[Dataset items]

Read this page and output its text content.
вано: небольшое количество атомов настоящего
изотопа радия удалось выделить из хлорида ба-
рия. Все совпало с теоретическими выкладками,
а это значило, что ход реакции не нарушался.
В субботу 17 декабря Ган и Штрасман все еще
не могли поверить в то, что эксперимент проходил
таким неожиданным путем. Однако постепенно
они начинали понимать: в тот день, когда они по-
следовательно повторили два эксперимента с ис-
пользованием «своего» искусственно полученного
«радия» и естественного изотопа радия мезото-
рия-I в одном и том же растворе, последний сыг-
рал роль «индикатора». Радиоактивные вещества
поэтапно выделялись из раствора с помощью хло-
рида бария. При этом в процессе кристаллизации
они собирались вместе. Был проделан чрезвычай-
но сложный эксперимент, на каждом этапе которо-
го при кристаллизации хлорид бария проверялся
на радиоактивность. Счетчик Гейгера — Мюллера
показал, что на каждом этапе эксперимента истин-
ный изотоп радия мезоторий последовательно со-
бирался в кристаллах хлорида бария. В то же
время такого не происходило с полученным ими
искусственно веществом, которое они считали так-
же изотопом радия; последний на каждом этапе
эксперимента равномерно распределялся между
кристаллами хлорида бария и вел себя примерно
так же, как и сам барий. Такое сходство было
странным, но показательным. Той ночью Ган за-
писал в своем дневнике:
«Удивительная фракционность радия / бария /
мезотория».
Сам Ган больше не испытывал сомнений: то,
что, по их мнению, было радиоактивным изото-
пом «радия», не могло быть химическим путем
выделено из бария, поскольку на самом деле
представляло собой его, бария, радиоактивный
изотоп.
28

...

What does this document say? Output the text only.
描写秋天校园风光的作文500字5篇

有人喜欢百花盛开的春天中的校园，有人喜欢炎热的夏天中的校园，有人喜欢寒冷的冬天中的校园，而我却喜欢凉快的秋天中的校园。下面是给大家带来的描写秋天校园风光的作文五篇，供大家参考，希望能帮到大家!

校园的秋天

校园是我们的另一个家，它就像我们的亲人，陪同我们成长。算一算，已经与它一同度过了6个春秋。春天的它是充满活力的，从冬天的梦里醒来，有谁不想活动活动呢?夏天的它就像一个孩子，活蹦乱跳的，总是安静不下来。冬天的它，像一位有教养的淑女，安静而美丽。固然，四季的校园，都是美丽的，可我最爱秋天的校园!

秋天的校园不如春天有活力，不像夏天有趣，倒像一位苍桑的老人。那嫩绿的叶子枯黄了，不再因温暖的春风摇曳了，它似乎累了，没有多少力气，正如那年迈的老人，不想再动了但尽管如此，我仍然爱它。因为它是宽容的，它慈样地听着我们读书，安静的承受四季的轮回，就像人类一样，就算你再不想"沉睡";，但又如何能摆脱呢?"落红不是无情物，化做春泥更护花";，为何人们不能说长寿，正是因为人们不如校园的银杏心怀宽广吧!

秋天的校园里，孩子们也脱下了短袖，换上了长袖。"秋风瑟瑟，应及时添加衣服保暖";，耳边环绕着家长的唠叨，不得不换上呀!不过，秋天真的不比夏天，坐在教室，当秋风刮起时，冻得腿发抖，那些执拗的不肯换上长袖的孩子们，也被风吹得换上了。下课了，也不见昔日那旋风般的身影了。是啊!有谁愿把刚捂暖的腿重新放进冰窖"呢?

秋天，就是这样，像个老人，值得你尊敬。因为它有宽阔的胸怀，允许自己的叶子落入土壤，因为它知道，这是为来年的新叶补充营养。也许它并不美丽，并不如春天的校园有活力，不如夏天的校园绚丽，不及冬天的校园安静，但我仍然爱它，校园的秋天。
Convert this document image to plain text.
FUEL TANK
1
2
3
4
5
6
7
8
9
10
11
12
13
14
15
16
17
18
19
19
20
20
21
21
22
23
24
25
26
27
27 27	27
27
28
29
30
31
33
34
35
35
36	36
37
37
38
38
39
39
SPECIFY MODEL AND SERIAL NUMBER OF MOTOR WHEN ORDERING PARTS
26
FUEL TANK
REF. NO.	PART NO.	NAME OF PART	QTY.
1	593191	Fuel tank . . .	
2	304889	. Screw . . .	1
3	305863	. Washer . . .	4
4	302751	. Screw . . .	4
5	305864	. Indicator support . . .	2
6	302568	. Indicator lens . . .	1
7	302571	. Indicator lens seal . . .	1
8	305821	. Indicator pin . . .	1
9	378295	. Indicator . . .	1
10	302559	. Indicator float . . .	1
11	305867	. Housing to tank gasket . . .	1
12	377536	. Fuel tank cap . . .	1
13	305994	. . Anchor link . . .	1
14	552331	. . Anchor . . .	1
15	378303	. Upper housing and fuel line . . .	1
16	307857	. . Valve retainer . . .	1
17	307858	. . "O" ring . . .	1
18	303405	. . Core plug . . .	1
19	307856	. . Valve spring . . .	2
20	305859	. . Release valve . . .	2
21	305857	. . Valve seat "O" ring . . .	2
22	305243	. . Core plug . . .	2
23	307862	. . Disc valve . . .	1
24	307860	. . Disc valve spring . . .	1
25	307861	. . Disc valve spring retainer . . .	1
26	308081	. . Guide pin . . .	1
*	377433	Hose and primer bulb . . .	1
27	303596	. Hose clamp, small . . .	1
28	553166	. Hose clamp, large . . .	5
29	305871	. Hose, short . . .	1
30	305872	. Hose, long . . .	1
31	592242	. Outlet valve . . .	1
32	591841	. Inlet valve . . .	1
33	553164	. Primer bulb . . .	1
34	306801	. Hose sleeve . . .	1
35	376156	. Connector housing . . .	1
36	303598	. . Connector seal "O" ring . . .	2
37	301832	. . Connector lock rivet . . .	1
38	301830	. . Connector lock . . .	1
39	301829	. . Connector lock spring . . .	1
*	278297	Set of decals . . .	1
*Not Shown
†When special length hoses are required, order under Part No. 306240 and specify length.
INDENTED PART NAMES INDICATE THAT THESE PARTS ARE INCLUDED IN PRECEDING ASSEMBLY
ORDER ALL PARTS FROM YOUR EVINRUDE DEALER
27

- EXERCISE GOAL -
Identify the lines that contain the string "Anchor", and copy every one of them.

- FULL SOLUTION -
13	305994	. . Anchor link . . .	1
14	552331	. . Anchor . . .	1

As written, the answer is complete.